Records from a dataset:

———

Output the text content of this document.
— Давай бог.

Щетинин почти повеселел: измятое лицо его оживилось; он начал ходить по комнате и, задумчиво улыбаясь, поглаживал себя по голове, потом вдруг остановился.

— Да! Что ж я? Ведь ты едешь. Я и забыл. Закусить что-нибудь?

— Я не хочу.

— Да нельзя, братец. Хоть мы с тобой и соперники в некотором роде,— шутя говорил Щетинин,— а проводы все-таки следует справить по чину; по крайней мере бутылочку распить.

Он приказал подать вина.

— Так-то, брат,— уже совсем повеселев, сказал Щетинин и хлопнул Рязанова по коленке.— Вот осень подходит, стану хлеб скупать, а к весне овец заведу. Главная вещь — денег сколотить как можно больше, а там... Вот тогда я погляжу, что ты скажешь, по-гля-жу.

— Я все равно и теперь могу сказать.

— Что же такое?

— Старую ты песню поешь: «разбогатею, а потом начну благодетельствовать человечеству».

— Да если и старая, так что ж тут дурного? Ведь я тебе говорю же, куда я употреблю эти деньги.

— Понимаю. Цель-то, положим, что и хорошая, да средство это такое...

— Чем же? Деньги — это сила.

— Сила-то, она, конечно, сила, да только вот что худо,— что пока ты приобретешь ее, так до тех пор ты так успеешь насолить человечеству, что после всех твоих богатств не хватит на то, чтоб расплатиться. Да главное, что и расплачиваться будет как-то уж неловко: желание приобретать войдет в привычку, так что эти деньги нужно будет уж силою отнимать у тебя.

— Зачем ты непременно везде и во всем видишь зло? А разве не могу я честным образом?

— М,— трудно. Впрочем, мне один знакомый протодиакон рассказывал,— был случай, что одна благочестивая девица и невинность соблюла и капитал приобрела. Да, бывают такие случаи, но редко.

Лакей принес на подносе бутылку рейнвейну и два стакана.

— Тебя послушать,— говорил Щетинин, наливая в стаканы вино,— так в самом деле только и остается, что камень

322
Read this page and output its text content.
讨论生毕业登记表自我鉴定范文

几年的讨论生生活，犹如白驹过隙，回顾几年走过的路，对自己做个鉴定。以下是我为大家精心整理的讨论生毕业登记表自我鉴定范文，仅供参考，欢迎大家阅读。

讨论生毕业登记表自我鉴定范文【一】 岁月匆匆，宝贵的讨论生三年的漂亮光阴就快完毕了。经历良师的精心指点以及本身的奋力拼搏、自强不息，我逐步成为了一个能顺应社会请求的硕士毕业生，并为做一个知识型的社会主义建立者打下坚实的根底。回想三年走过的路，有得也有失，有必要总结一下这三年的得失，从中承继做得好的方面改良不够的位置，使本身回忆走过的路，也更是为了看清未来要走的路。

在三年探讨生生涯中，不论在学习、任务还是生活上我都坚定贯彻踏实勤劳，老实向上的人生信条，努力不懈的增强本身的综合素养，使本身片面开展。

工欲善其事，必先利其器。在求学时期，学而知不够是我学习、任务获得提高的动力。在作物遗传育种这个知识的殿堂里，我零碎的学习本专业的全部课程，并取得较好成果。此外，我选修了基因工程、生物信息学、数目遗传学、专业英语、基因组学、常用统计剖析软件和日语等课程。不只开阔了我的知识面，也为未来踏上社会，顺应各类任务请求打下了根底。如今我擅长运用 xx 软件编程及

———

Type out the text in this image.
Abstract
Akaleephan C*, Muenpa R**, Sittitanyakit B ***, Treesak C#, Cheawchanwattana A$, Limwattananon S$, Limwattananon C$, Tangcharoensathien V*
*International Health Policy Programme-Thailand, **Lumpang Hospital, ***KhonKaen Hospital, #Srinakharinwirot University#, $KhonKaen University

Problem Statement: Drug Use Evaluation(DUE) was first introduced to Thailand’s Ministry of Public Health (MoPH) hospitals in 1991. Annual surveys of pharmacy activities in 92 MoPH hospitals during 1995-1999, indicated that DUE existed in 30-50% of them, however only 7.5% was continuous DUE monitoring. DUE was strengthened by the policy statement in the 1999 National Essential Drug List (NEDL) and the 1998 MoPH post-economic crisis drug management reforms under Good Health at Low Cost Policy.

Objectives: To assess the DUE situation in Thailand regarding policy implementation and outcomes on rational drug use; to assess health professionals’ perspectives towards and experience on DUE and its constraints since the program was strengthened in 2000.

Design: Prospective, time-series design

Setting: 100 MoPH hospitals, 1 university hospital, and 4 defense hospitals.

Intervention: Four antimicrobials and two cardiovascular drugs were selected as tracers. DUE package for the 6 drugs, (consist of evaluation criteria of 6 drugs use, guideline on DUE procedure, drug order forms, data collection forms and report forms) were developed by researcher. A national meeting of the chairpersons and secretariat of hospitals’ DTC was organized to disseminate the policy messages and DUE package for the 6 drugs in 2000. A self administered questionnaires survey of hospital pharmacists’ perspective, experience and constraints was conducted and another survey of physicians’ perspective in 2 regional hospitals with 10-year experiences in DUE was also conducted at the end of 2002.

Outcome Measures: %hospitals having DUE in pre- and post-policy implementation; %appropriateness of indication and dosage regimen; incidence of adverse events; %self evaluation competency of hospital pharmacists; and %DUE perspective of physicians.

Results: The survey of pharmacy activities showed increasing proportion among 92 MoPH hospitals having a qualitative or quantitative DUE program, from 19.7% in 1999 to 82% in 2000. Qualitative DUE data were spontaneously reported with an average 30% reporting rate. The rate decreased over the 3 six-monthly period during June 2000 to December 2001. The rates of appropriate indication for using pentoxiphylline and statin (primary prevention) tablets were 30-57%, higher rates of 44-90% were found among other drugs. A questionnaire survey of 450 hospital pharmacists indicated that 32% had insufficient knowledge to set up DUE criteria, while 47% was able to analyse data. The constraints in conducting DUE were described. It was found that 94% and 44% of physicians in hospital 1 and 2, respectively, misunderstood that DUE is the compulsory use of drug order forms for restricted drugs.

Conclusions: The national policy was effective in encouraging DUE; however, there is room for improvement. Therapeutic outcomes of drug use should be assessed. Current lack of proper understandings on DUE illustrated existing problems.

———

-- What is expected --
Copy all lines in the listing above where the string "говорил" appears.

-- Problem solution --
— Да нельзя, братец. Хоть мы с тобой и соперники в некотором роде,— шутя говорил Щетинин,— а проводы все-таки следует справить по чину; по крайней мере бутылочку распить.
— Тебя послушать,— говорил Щетинин, наливая в стаканы вино,— так в самом деле только и остается, что камень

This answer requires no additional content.